* EXTRACTED ENTRIES *

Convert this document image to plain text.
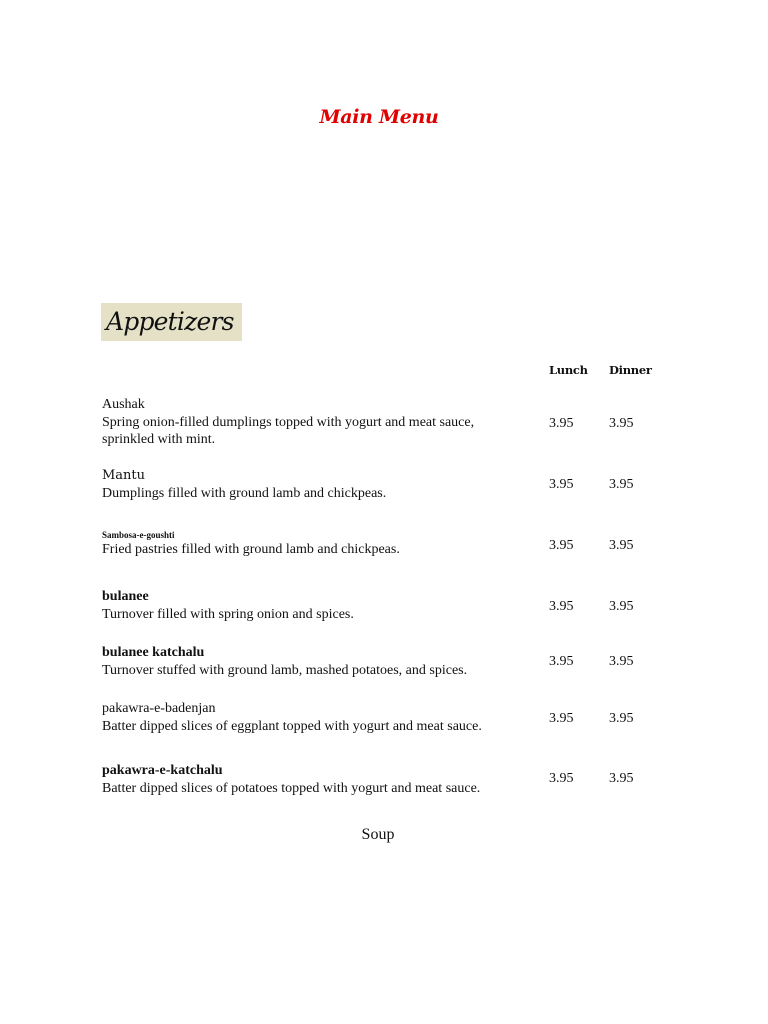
Main Menu
Appetizers
Lunch Dinner
Aushak
Spring onion-filled dumplings topped with yogurt and meat sauce, sprinkled with mint.
3.95	3.95
Mantu
Dumplings filled with ground lamb and chickpeas.
3.95	3.95
Sambosa-e-goushti
Fried pastries filled with ground lamb and chickpeas.	3.95	3.95
bulanee
Turnover filled with spring onion and spices.
3.95	3.95
bulanee katchalu
Turnover stuffed with ground lamb, mashed potatoes, and spices.
3.95	3.95
pakawra-e-badenjan
Batter dipped slices of eggplant topped with yogurt and meat sauce.
3.95	3.95
pakawra-e-katchalu
Batter dipped slices of potatoes topped with yogurt and meat sauce.
3.95	3.95
Soup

* OBJECTIVE *
Give all the lines above again, character for character, without pictures.

* EXERCISE OUTPUT *
Convert this document image to plain text.
Main Menu
Appetizers
Lunch Dinner
Aushak
Spring onion-filled dumplings topped with yogurt and meat sauce, sprinkled with mint.
3.95	3.95
Mantu
Dumplings filled with ground lamb and chickpeas.
3.95	3.95
Sambosa-e-goushti
Fried pastries filled with ground lamb and chickpeas.	3.95	3.95
bulanee
Turnover filled with spring onion and spices.
3.95	3.95
bulanee katchalu
Turnover stuffed with ground lamb, mashed potatoes, and spices.
3.95	3.95
pakawra-e-badenjan
Batter dipped slices of eggplant topped with yogurt and meat sauce.
3.95	3.95
pakawra-e-katchalu
Batter dipped slices of potatoes topped with yogurt and meat sauce.
3.95	3.95
Soup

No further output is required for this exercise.